_DIRECTION_
Wherever a line in the data below holds "title", copy that line.

--- DATA EXCERPTS ---

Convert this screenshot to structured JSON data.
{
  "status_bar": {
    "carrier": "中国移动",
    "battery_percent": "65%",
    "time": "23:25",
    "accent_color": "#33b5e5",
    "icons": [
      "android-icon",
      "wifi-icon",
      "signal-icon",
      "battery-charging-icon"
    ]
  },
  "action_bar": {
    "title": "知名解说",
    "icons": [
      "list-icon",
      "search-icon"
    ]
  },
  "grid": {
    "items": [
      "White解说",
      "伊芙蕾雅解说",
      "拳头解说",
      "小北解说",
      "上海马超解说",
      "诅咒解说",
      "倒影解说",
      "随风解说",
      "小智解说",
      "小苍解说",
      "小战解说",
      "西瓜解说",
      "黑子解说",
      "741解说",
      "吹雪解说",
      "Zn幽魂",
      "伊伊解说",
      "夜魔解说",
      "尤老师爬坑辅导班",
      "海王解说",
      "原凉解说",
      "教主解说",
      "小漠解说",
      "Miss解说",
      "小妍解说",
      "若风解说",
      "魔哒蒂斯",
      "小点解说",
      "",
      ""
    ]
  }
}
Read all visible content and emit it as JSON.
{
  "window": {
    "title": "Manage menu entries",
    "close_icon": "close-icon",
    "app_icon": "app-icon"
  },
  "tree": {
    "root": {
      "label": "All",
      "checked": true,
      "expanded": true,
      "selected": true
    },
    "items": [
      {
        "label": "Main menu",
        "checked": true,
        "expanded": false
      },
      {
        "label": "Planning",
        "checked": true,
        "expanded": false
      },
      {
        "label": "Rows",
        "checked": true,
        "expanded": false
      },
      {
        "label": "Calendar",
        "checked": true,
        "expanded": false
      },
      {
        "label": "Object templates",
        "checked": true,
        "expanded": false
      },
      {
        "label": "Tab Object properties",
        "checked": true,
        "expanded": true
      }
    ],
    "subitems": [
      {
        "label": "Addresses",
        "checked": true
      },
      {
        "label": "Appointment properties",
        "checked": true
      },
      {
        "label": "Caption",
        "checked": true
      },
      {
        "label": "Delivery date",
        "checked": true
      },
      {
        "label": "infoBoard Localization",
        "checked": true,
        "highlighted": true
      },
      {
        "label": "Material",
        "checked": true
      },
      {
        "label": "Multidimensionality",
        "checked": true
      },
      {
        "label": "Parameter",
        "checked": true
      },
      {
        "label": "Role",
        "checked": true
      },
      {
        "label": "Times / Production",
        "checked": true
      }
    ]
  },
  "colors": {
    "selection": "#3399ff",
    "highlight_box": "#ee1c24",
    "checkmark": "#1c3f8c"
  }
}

---

_ANSWER IN FULL_
    "title": "知名解说",
    "title": "Manage menu entries",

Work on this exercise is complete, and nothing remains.